═══ PROVIDED MATERIAL

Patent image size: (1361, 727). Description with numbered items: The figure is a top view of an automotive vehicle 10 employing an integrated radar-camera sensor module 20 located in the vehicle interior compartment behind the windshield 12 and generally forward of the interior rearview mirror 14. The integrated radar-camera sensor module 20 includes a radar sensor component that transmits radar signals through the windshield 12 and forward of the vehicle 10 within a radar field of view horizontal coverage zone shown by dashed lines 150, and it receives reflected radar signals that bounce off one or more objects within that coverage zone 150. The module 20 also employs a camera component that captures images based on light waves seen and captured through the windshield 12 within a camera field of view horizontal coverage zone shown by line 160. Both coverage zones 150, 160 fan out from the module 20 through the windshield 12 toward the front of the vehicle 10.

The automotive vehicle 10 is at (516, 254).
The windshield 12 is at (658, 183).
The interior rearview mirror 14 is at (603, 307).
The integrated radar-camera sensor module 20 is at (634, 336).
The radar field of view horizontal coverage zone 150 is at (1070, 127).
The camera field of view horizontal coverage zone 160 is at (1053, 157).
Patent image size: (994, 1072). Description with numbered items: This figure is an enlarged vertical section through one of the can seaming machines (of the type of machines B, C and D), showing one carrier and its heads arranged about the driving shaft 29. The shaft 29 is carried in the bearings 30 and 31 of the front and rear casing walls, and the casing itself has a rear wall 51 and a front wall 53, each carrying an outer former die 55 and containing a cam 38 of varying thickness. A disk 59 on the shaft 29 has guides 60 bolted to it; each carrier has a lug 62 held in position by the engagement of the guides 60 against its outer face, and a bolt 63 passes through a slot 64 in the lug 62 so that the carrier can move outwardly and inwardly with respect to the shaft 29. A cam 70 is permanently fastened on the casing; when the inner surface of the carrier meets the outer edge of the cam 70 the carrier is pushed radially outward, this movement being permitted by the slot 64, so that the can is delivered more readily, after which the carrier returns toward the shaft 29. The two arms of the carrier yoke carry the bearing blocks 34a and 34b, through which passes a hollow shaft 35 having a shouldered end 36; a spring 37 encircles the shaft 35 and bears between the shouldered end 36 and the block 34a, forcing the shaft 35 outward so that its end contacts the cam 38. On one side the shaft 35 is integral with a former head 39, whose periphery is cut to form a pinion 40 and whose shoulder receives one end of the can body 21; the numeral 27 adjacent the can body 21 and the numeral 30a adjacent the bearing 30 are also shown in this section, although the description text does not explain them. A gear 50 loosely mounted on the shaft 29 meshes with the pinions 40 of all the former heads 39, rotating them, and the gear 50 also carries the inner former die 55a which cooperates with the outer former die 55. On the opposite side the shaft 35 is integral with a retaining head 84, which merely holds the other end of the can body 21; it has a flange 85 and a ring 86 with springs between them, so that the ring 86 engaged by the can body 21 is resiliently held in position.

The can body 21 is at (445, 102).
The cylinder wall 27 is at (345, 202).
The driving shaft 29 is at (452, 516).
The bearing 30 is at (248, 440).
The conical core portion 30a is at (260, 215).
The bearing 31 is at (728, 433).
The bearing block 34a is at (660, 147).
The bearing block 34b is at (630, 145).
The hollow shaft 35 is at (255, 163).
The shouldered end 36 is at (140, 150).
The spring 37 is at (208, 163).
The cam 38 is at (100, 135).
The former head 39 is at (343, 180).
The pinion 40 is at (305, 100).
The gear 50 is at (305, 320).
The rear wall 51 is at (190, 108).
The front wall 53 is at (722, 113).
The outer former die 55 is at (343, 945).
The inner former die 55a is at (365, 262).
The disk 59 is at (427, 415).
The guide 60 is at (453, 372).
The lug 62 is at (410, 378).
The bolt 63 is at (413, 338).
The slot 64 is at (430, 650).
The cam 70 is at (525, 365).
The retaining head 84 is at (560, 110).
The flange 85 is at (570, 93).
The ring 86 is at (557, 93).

══════

GIVEN REQUEST ::
Arrange the records, from their start through the line containing "The camera field", as a two-column CSV with the headers description and locations. Give one row per record, with the record's text in the first field and its answer in the second, each field quoted and with line breaks turned into spaces.

TASK ANSWER ::
description,locations
"Patent image size: (1361, 727). Description with numbered items: The figure is a top view of an automotive vehicle 10 employing an integrated radar-camera sensor module 20 located in the vehicle interior compartment behind the windshield 12 and generally forward of the interior rearview mirror 14. The integrated radar-camera sensor module 20 includes a radar sensor component that transmits radar signals through the windshield 12 and forward of the vehicle 10 within a radar field of view horizontal coverage zone shown by dashed lines 150, and it receives reflected radar signals that bounce off one or more objects within that coverage zone 150. The module 20 also employs a camera component that captures images based on light waves seen and captured through the windshield 12 within a camera field of view horizontal coverage zone shown by line 160. Both coverage zones 150, 160 fan out from the module 20 through the windshield 12 toward the front of the vehicle 10.","The automotive vehicle 10 is at (516, 254). The windshield 12 is at (658, 183). The interior rearview mirror 14 is at (603, 307). The integrated radar-camera sensor module 20 is at (634, 336). The radar field of view horizontal coverage zone 150 is at (1070, 127). The camera field of view horizontal coverage zone 160 is at (1053, 157)."